● **WORK REQUIRED**
The expected output is every entry, repeated word for word.

Figure content listings:
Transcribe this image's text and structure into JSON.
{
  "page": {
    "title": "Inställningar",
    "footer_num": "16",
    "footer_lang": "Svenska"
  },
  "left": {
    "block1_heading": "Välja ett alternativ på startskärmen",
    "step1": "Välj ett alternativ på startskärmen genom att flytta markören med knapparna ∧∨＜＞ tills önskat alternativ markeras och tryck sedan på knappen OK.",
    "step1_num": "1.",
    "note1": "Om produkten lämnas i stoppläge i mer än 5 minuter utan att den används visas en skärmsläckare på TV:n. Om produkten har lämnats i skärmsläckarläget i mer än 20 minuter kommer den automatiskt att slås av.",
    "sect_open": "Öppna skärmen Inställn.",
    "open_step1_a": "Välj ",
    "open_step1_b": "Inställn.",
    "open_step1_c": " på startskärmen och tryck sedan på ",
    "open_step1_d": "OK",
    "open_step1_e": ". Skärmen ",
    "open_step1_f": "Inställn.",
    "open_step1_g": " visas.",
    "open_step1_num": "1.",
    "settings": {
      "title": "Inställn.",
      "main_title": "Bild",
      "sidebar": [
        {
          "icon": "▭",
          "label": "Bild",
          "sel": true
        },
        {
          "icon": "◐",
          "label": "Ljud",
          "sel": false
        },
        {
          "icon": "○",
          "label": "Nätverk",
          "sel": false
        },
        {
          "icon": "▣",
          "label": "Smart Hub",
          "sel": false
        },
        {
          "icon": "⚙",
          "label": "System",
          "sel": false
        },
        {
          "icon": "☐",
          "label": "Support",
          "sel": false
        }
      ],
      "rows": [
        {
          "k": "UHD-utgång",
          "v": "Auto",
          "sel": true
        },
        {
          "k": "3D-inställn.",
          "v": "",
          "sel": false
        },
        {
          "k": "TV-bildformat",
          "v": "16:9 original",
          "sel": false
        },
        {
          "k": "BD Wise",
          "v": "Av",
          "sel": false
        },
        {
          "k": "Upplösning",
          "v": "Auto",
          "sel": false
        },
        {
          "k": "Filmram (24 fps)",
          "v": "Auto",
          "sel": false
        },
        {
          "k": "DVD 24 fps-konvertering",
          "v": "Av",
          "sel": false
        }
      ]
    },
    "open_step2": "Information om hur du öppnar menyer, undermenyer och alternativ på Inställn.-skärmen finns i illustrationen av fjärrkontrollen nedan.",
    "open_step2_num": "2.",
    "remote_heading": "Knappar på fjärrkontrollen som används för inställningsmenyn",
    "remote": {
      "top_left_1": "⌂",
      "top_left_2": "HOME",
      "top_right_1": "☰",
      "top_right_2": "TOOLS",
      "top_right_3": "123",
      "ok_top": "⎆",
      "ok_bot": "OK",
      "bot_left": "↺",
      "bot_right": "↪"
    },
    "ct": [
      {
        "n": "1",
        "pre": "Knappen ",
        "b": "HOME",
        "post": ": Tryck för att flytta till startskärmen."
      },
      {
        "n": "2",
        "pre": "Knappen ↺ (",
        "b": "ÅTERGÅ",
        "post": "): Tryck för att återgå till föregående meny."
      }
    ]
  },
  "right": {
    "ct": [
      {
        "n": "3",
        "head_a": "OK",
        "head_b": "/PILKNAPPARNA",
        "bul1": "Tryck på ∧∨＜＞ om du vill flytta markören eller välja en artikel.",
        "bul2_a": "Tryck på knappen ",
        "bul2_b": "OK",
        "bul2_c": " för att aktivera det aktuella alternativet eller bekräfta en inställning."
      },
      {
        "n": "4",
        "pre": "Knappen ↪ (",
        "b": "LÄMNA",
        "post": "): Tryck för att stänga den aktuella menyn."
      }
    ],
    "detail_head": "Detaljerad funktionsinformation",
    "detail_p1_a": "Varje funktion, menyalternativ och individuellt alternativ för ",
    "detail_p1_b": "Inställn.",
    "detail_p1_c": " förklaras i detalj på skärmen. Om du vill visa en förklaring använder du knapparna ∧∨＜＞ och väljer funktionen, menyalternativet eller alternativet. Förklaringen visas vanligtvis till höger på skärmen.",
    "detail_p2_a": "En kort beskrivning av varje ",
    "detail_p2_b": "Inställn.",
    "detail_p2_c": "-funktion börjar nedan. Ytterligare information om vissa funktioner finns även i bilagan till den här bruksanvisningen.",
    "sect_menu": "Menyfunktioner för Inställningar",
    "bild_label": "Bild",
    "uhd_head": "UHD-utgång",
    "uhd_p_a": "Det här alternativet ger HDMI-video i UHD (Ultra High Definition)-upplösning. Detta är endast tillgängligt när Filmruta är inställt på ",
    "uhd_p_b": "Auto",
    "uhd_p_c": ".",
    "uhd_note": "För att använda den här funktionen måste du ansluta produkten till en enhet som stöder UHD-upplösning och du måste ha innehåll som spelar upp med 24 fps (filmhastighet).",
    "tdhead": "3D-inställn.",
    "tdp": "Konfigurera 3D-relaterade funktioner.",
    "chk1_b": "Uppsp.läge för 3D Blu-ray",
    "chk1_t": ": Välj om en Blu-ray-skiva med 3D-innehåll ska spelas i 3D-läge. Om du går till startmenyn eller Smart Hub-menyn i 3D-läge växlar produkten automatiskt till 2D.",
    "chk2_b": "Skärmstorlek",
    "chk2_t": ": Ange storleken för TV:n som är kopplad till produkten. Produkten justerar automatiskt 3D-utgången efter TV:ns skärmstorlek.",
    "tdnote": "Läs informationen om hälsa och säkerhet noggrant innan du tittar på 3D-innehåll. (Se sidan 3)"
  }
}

● **EXERCISE RESULT**
Transcribe this image's text and structure into JSON.
{
  "page": {
    "title": "Inställningar",
    "footer_num": "16",
    "footer_lang": "Svenska"
  },
  "left": {
    "block1_heading": "Välja ett alternativ på startskärmen",
    "step1": "Välj ett alternativ på startskärmen genom att flytta markören med knapparna ∧∨＜＞ tills önskat alternativ markeras och tryck sedan på knappen OK.",
    "step1_num": "1.",
    "note1": "Om produkten lämnas i stoppläge i mer än 5 minuter utan att den används visas en skärmsläckare på TV:n. Om produkten har lämnats i skärmsläckarläget i mer än 20 minuter kommer den automatiskt att slås av.",
    "sect_open": "Öppna skärmen Inställn.",
    "open_step1_a": "Välj ",
    "open_step1_b": "Inställn.",
    "open_step1_c": " på startskärmen och tryck sedan på ",
    "open_step1_d": "OK",
    "open_step1_e": ". Skärmen ",
    "open_step1_f": "Inställn.",
    "open_step1_g": " visas.",
    "open_step1_num": "1.",
    "settings": {
      "title": "Inställn.",
      "main_title": "Bild",
      "sidebar": [
        {
          "icon": "▭",
          "label": "Bild",
          "sel": true
        },
        {
          "icon": "◐",
          "label": "Ljud",
          "sel": false
        },
        {
          "icon": "○",
          "label": "Nätverk",
          "sel": false
        },
        {
          "icon": "▣",
          "label": "Smart Hub",
          "sel": false
        },
        {
          "icon": "⚙",
          "label": "System",
          "sel": false
        },
        {
          "icon": "☐",
          "label": "Support",
          "sel": false
        }
      ],
      "rows": [
        {
          "k": "UHD-utgång",
          "v": "Auto",
          "sel": true
        },
        {
          "k": "3D-inställn.",
          "v": "",
          "sel": false
        },
        {
          "k": "TV-bildformat",
          "v": "16:9 original",
          "sel": false
        },
        {
          "k": "BD Wise",
          "v": "Av",
          "sel": false
        },
        {
          "k": "Upplösning",
          "v": "Auto",
          "sel": false
        },
        {
          "k": "Filmram (24 fps)",
          "v": "Auto",
          "sel": false
        },
        {
          "k": "DVD 24 fps-konvertering",
          "v": "Av",
          "sel": false
        }
      ]
    },
    "open_step2": "Information om hur du öppnar menyer, undermenyer och alternativ på Inställn.-skärmen finns i illustrationen av fjärrkontrollen nedan.",
    "open_step2_num": "2.",
    "remote_heading": "Knappar på fjärrkontrollen som används för inställningsmenyn",
    "remote": {
      "top_left_1": "⌂",
      "top_left_2": "HOME",
      "top_right_1": "☰",
      "top_right_2": "TOOLS",
      "top_right_3": "123",
      "ok_top": "⎆",
      "ok_bot": "OK",
      "bot_left": "↺",
      "bot_right": "↪"
    },
    "ct": [
      {
        "n": "1",
        "pre": "Knappen ",
        "b": "HOME",
        "post": ": Tryck för att flytta till startskärmen."
      },
      {
        "n": "2",
        "pre": "Knappen ↺ (",
        "b": "ÅTERGÅ",
        "post": "): Tryck för att återgå till föregående meny."
      }
    ]
  },
  "right": {
    "ct": [
      {
        "n": "3",
        "head_a": "OK",
        "head_b": "/PILKNAPPARNA",
        "bul1": "Tryck på ∧∨＜＞ om du vill flytta markören eller välja en artikel.",
        "bul2_a": "Tryck på knappen ",
        "bul2_b": "OK",
        "bul2_c": " för att aktivera det aktuella alternativet eller bekräfta en inställning."
      },
      {
        "n": "4",
        "pre": "Knappen ↪ (",
        "b": "LÄMNA",
        "post": "): Tryck för att stänga den aktuella menyn."
      }
    ],
    "detail_head": "Detaljerad funktionsinformation",
    "detail_p1_a": "Varje funktion, menyalternativ och individuellt alternativ för ",
    "detail_p1_b": "Inställn.",
    "detail_p1_c": " förklaras i detalj på skärmen. Om du vill visa en förklaring använder du knapparna ∧∨＜＞ och väljer funktionen, menyalternativet eller alternativet. Förklaringen visas vanligtvis till höger på skärmen.",
    "detail_p2_a": "En kort beskrivning av varje ",
    "detail_p2_b": "Inställn.",
    "detail_p2_c": "-funktion börjar nedan. Ytterligare information om vissa funktioner finns även i bilagan till den här bruksanvisningen.",
    "sect_menu": "Menyfunktioner för Inställningar",
    "bild_label": "Bild",
    "uhd_head": "UHD-utgång",
    "uhd_p_a": "Det här alternativet ger HDMI-video i UHD (Ultra High Definition)-upplösning. Detta är endast tillgängligt när Filmruta är inställt på ",
    "uhd_p_b": "Auto",
    "uhd_p_c": ".",
    "uhd_note": "För att använda den här funktionen måste du ansluta produkten till en enhet som stöder UHD-upplösning och du måste ha innehåll som spelar upp med 24 fps (filmhastighet).",
    "tdhead": "3D-inställn.",
    "tdp": "Konfigurera 3D-relaterade funktioner.",
    "chk1_b": "Uppsp.läge för 3D Blu-ray",
    "chk1_t": ": Välj om en Blu-ray-skiva med 3D-innehåll ska spelas i 3D-läge. Om du går till startmenyn eller Smart Hub-menyn i 3D-läge växlar produkten automatiskt till 2D.",
    "chk2_b": "Skärmstorlek",
    "chk2_t": ": Ange storleken för TV:n som är kopplad till produkten. Produkten justerar automatiskt 3D-utgången efter TV:ns skärmstorlek.",
    "tdnote": "Läs informationen om hälsa och säkerhet noggrant innan du tittar på 3D-innehåll. (Se sidan 3)"
  }
}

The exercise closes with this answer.